>> start

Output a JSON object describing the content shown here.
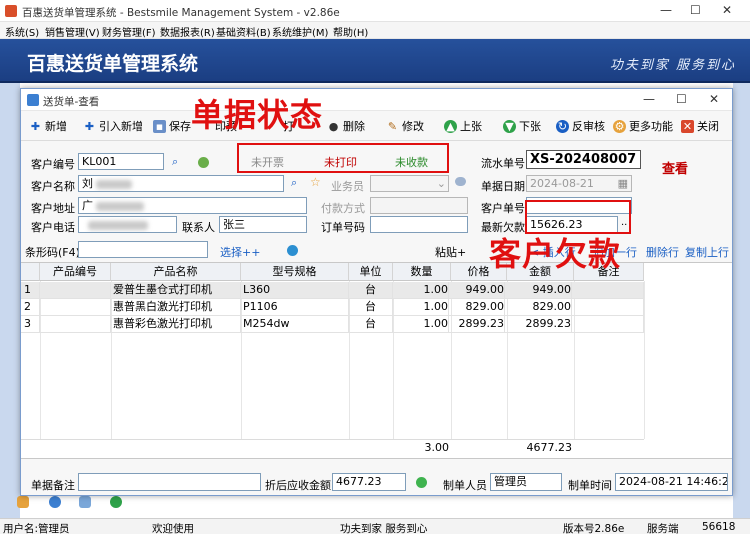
{
  "app": {
    "window_title": "百惠送货单管理系统 - Bestsmile Management System - v2.86e",
    "menu": [
      "系统(S)",
      "销售管理(V)",
      "财务管理(F)",
      "数据报表(R)",
      "基础资料(B)",
      "系统维护(M)",
      "帮助(H)"
    ],
    "banner_title": "百惠送货单管理系统",
    "banner_slogan": "功夫到家 服务到心",
    "window_controls": {
      "minimize": "—",
      "maximize": "☐",
      "close": "✕"
    }
  },
  "dialog": {
    "title": "送货单-查看",
    "controls": {
      "minimize": "—",
      "maximize": "☐",
      "close": "✕"
    },
    "toolbar": {
      "new": "新增",
      "import_new": "引入新增",
      "save": "保存",
      "print_preview": "印预",
      "print": "打",
      "delete": "删除",
      "edit": "修改",
      "prev": "上张",
      "next": "下张",
      "unapprove": "反审核",
      "more": "更多功能",
      "close": "关闭"
    },
    "status": {
      "invoice": "未开票",
      "print": "未打印",
      "payment": "未收款"
    },
    "form": {
      "customer_code_label": "客户编号",
      "customer_code": "KL001",
      "customer_name_label": "客户名称",
      "customer_name_prefix": "刘",
      "customer_address_label": "客户地址",
      "customer_address_prefix": "广",
      "customer_phone_label": "客户电话",
      "contact_label": "联系人",
      "contact": "张三",
      "salesperson_label": "业务员",
      "payment_method_label": "付款方式",
      "order_no_label": "订单号码",
      "serial_no_label": "流水单号",
      "serial_no": "XS-202408007",
      "doc_date_label": "单据日期",
      "doc_date": "2024-08-21",
      "customer_doc_label": "客户单号",
      "latest_debt_label": "最新欠款",
      "latest_debt": "15626.23",
      "view_mode": "查看",
      "barcode_label": "条形码(F4)",
      "select_link": "选择++",
      "paste_label": "粘贴+",
      "insert_row": "插入行",
      "append_row": "追加一行",
      "delete_row": "删除行",
      "copy_up": "复制上行"
    },
    "grid": {
      "columns": [
        "",
        "产品编号",
        "产品名称",
        "型号规格",
        "单位",
        "数量",
        "价格",
        "金额",
        "备注"
      ],
      "rows": [
        [
          "1",
          "",
          "爱普生墨仓式打印机",
          "L360",
          "台",
          "1.00",
          "949.00",
          "949.00",
          ""
        ],
        [
          "2",
          "",
          "惠普黑白激光打印机",
          "P1106",
          "台",
          "1.00",
          "829.00",
          "829.00",
          ""
        ],
        [
          "3",
          "",
          "惠普彩色激光打印机",
          "M254dw",
          "台",
          "1.00",
          "2899.23",
          "2899.23",
          ""
        ]
      ],
      "total_qty": "3.00",
      "total_amount": "4677.23"
    },
    "footer": {
      "remark_label": "单据备注",
      "after_discount_label": "折后应收金额",
      "after_discount": "4677.23",
      "creator_label": "制单人员",
      "creator": "管理员",
      "created_time_label": "制单时间",
      "created_time": "2024-08-21 14:46:23"
    }
  },
  "annotations": {
    "doc_status": "单据状态",
    "customer_debt": "客户欠款"
  },
  "statusbar": {
    "user": "用户名:管理员",
    "welcome": "欢迎使用",
    "slogan": "功夫到家 服务到心",
    "version": "版本号2.86e",
    "server": "服务端",
    "port": "56618"
  },
  "colors": {
    "banner": "#1f4590",
    "annotation": "#e01010",
    "status_green": "#2a8a2a",
    "status_red": "#c00000"
  }
}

>> end

Written problem =>
Every record above should be transcribed exactly; the pictures stay out of the copy.

Answer to this exercise =>
Output a JSON object describing the content shown here.
{
  "app": {
    "window_title": "百惠送货单管理系统 - Bestsmile Management System - v2.86e",
    "menu": [
      "系统(S)",
      "销售管理(V)",
      "财务管理(F)",
      "数据报表(R)",
      "基础资料(B)",
      "系统维护(M)",
      "帮助(H)"
    ],
    "banner_title": "百惠送货单管理系统",
    "banner_slogan": "功夫到家 服务到心",
    "window_controls": {
      "minimize": "—",
      "maximize": "☐",
      "close": "✕"
    }
  },
  "dialog": {
    "title": "送货单-查看",
    "controls": {
      "minimize": "—",
      "maximize": "☐",
      "close": "✕"
    },
    "toolbar": {
      "new": "新增",
      "import_new": "引入新增",
      "save": "保存",
      "print_preview": "印预",
      "print": "打",
      "delete": "删除",
      "edit": "修改",
      "prev": "上张",
      "next": "下张",
      "unapprove": "反审核",
      "more": "更多功能",
      "close": "关闭"
    },
    "status": {
      "invoice": "未开票",
      "print": "未打印",
      "payment": "未收款"
    },
    "form": {
      "customer_code_label": "客户编号",
      "customer_code": "KL001",
      "customer_name_label": "客户名称",
      "customer_name_prefix": "刘",
      "customer_address_label": "客户地址",
      "customer_address_prefix": "广",
      "customer_phone_label": "客户电话",
      "contact_label": "联系人",
      "contact": "张三",
      "salesperson_label": "业务员",
      "payment_method_label": "付款方式",
      "order_no_label": "订单号码",
      "serial_no_label": "流水单号",
      "serial_no": "XS-202408007",
      "doc_date_label": "单据日期",
      "doc_date": "2024-08-21",
      "customer_doc_label": "客户单号",
      "latest_debt_label": "最新欠款",
      "latest_debt": "15626.23",
      "view_mode": "查看",
      "barcode_label": "条形码(F4)",
      "select_link": "选择++",
      "paste_label": "粘贴+",
      "insert_row": "插入行",
      "append_row": "追加一行",
      "delete_row": "删除行",
      "copy_up": "复制上行"
    },
    "grid": {
      "columns": [
        "",
        "产品编号",
        "产品名称",
        "型号规格",
        "单位",
        "数量",
        "价格",
        "金额",
        "备注"
      ],
      "rows": [
        [
          "1",
          "",
          "爱普生墨仓式打印机",
          "L360",
          "台",
          "1.00",
          "949.00",
          "949.00",
          ""
        ],
        [
          "2",
          "",
          "惠普黑白激光打印机",
          "P1106",
          "台",
          "1.00",
          "829.00",
          "829.00",
          ""
        ],
        [
          "3",
          "",
          "惠普彩色激光打印机",
          "M254dw",
          "台",
          "1.00",
          "2899.23",
          "2899.23",
          ""
        ]
      ],
      "total_qty": "3.00",
      "total_amount": "4677.23"
    },
    "footer": {
      "remark_label": "单据备注",
      "after_discount_label": "折后应收金额",
      "after_discount": "4677.23",
      "creator_label": "制单人员",
      "creator": "管理员",
      "created_time_label": "制单时间",
      "created_time": "2024-08-21 14:46:23"
    }
  },
  "annotations": {
    "doc_status": "单据状态",
    "customer_debt": "客户欠款"
  },
  "statusbar": {
    "user": "用户名:管理员",
    "welcome": "欢迎使用",
    "slogan": "功夫到家 服务到心",
    "version": "版本号2.86e",
    "server": "服务端",
    "port": "56618"
  },
  "colors": {
    "banner": "#1f4590",
    "annotation": "#e01010",
    "status_green": "#2a8a2a",
    "status_red": "#c00000"
  }
}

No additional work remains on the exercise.